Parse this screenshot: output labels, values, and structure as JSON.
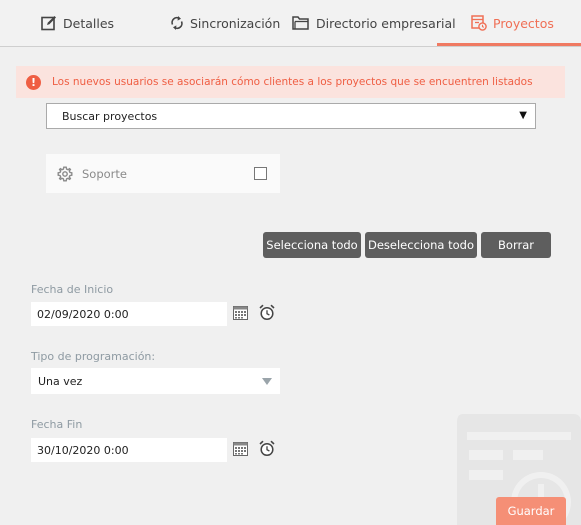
{
  "tabs": {
    "details": "Detalles",
    "sync": "Sincronización",
    "directory": "Directorio empresarial",
    "projects": "Proyectos"
  },
  "alert": {
    "text": "Los nuevos usuarios se asociarán cómo clientes a los proyectos que se encuentren listados",
    "icon": "exclamation-icon"
  },
  "project_search": {
    "value": "Buscar proyectos"
  },
  "projects": [
    {
      "name": "Soporte",
      "checked": false,
      "icon": "gear-icon"
    }
  ],
  "actions": {
    "select_all": "Selecciona todo",
    "deselect_all": "Deselecciona todo",
    "clear": "Borrar"
  },
  "form": {
    "start_label": "Fecha de Inicio",
    "start_value": "02/09/2020 0:00",
    "schedule_label": "Tipo de programación:",
    "schedule_value": "Una vez",
    "end_label": "Fecha Fin",
    "end_value": "30/10/2020 0:00"
  },
  "save_label": "Guardar",
  "colors": {
    "accent": "#f07a62",
    "alert_bg": "#fbe3de",
    "alert_text": "#ef5e43",
    "button_dark": "#5e5e5e",
    "save_button": "#f58f76"
  }
}
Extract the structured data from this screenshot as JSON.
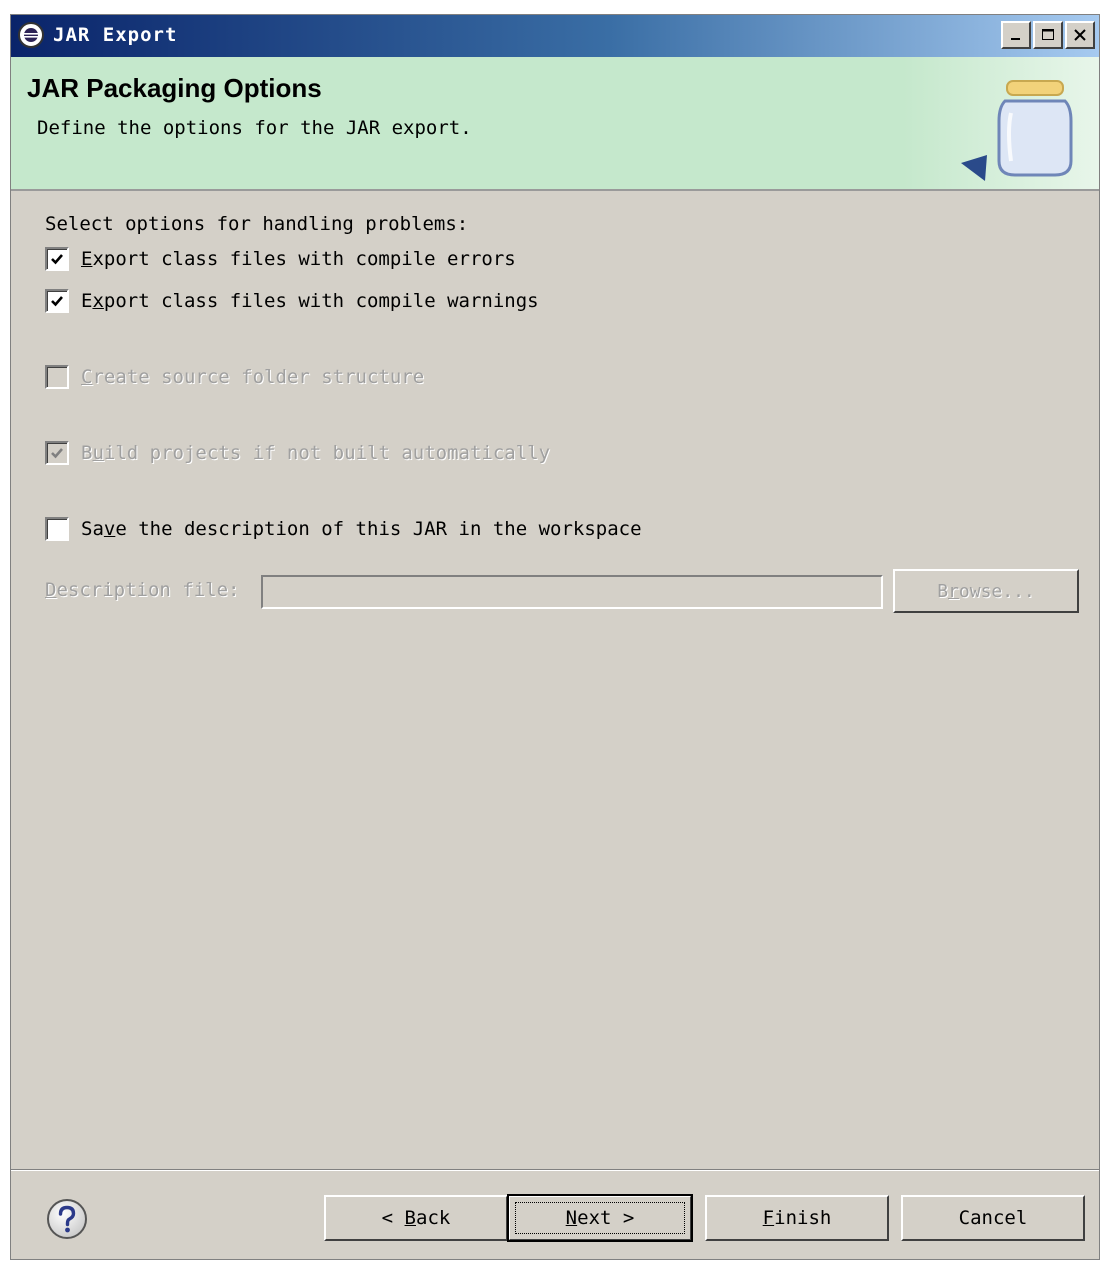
{
  "window": {
    "title": "JAR Export"
  },
  "header": {
    "title": "JAR Packaging Options",
    "description": "Define the options for the JAR export."
  },
  "options": {
    "heading": "Select options for handling problems:",
    "export_errors": {
      "pre": "",
      "mnemonic": "E",
      "post": "xport class files with compile errors",
      "checked": true,
      "enabled": true
    },
    "export_warnings": {
      "pre": "E",
      "mnemonic": "x",
      "post": "port class files with compile warnings",
      "checked": true,
      "enabled": true
    },
    "source_folder": {
      "pre": "",
      "mnemonic": "C",
      "post": "reate source folder structure",
      "checked": false,
      "enabled": false
    },
    "build_projects": {
      "pre": "B",
      "mnemonic": "u",
      "post": "ild projects if not built automatically",
      "checked": true,
      "enabled": false
    },
    "save_description": {
      "pre": "Sa",
      "mnemonic": "v",
      "post": "e the description of this JAR in the workspace",
      "checked": false,
      "enabled": true
    }
  },
  "description_file": {
    "label_mnemonic": "D",
    "label_post": "escription file:",
    "value": "",
    "browse_pre": "B",
    "browse_mnemonic": "r",
    "browse_post": "owse..."
  },
  "footer": {
    "back": {
      "pre": "< ",
      "mnemonic": "B",
      "post": "ack"
    },
    "next": {
      "pre": "",
      "mnemonic": "N",
      "post": "ext >"
    },
    "finish": {
      "pre": "",
      "mnemonic": "F",
      "post": "inish"
    },
    "cancel": "Cancel"
  },
  "colors": {
    "title_bar_start": "#0a246a",
    "header_bg": "#c5e8cc",
    "dialog_bg": "#d4d0c8",
    "disabled_text": "#a0a0a0"
  },
  "icons": {
    "app": "eclipse-icon",
    "banner": "jar-icon",
    "help": "help-icon"
  }
}
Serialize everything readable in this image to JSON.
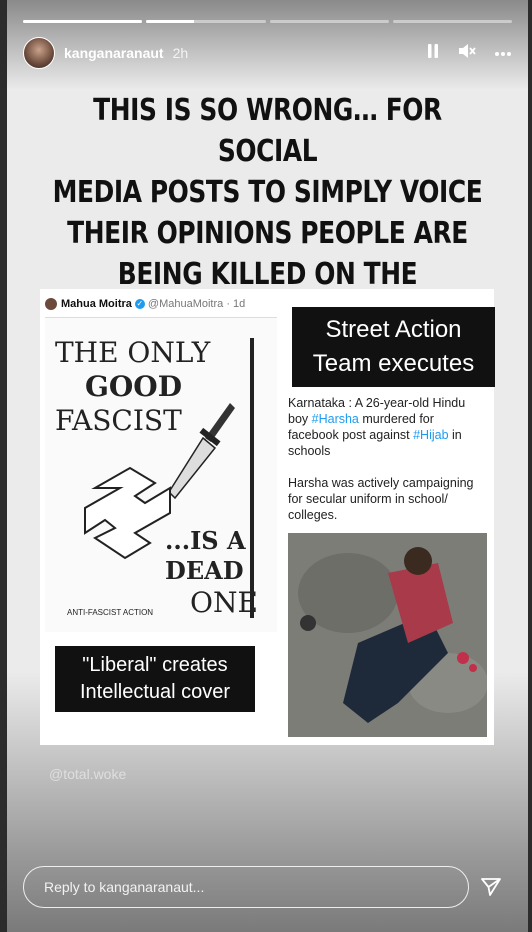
{
  "header": {
    "username": "kanganaranaut",
    "time": "2h",
    "progress": [
      1,
      0.4,
      0,
      0
    ],
    "controls": [
      "pause-icon",
      "mute-icon",
      "more-icon"
    ]
  },
  "headline": {
    "line1": "THIS IS SO WRONG… FOR SOCIAL",
    "line2": "MEDIA POSTS TO SIMPLY VOICE",
    "line3": "THEIR OPINIONS PEOPLE ARE",
    "line4": "BEING KILLED ON THE STREETS…"
  },
  "tweet": {
    "name": "Mahua Moitra",
    "handle": "@MahuaMoitra · 1d"
  },
  "poster": {
    "line1": "THE ONLY",
    "line2": "GOOD",
    "line3": "FASCIST",
    "line4": "...IS A",
    "line5": "DEAD",
    "line6": "ONE",
    "footer": "ANTI-FASCIST ACTION"
  },
  "labels": {
    "liberal1": "\"Liberal\" creates",
    "liberal2": "Intellectual cover",
    "street1": "Street Action",
    "street2": "Team executes"
  },
  "news": {
    "p1_a": "Karnataka : A 26-year-old Hindu boy ",
    "p1_hash1": "#Harsha",
    "p1_b": " murdered for facebook post against ",
    "p1_hash2": "#Hijab",
    "p1_c": " in schools",
    "p2": "Harsha was actively campaigning for secular uniform in school/ colleges."
  },
  "watermark": "@total.woke",
  "reply": {
    "placeholder": "Reply to kanganaranaut..."
  },
  "colors": {
    "accent": "#1d9bf0",
    "label_bg": "#111111"
  }
}
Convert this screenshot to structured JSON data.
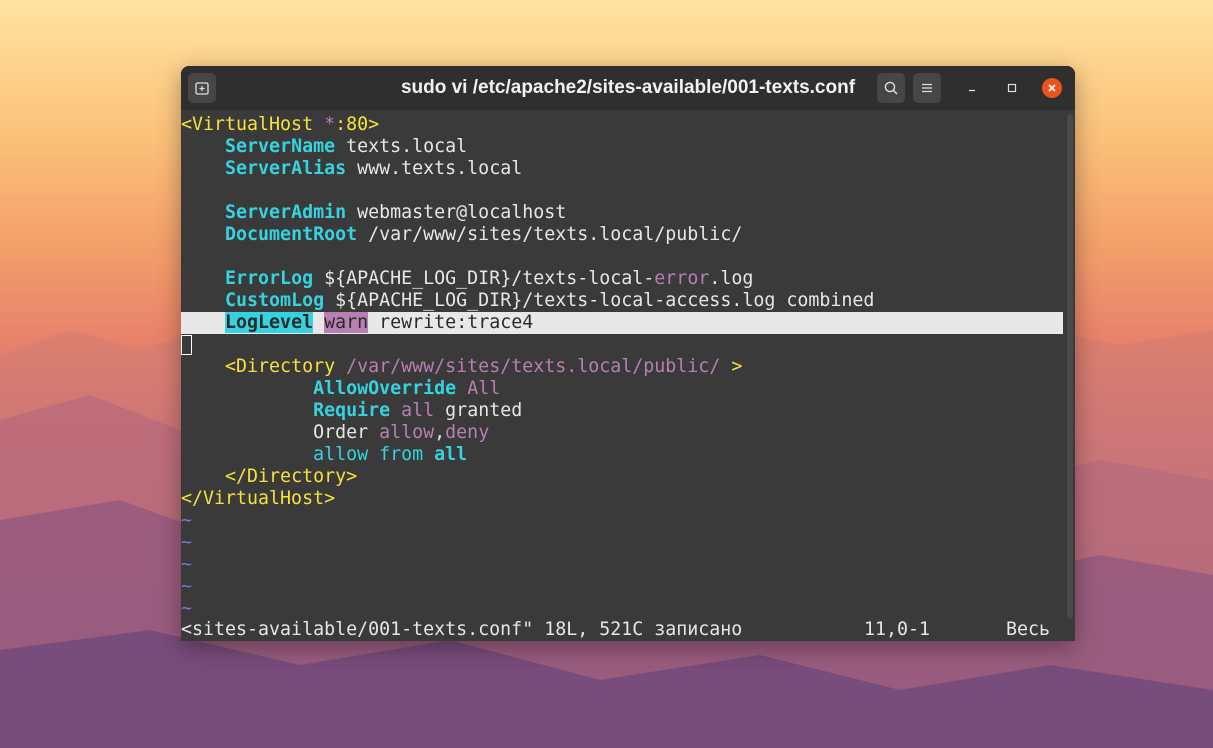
{
  "window": {
    "title": "sudo vi /etc/apache2/sites-available/001-texts.conf"
  },
  "editor": {
    "l1": {
      "a": "<VirtualHost ",
      "b": "*",
      "c": ":80>"
    },
    "l2": {
      "k": "ServerName",
      "v": " texts.local"
    },
    "l3": {
      "k": "ServerAlias",
      "v": " www.texts.local"
    },
    "l5": {
      "k": "ServerAdmin",
      "v": " webmaster@localhost"
    },
    "l6": {
      "k": "DocumentRoot",
      "v": " /var/www/sites/texts.local/public/"
    },
    "l8": {
      "k": "ErrorLog",
      "v1": " ${APACHE_LOG_DIR}/texts-local-",
      "v2": "error",
      "v3": ".log"
    },
    "l9": {
      "k": "CustomLog",
      "v": " ${APACHE_LOG_DIR}/texts-local-access.log combined"
    },
    "l10": {
      "k": "LogLevel",
      "lvl": "warn",
      "v": " rewrite:trace4"
    },
    "l12": {
      "a": "<Directory ",
      "b": "/var/www/sites/texts.local/public/",
      "c": " >"
    },
    "l13": {
      "k": "AllowOverride",
      "v": "All"
    },
    "l14": {
      "k": "Require",
      "v1": "all",
      "v2": " granted"
    },
    "l15": {
      "k": "Order",
      "v1": "allow",
      "v2": ",",
      "v3": "deny"
    },
    "l16": {
      "k": "allow",
      "v1": "from",
      "v2": "all"
    },
    "l17": {
      "a": "</Directory>"
    },
    "l18": {
      "a": "</VirtualHost>"
    },
    "tilde": "~"
  },
  "status": {
    "message": "<sites-available/001-texts.conf\" 18L, 521C записано",
    "position": "11,0-1",
    "scroll": "Весь"
  }
}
* * * *
• Task brief
Write down only the number of lines that contain the string "Harsha" in the listing.

• Output of the exercise
2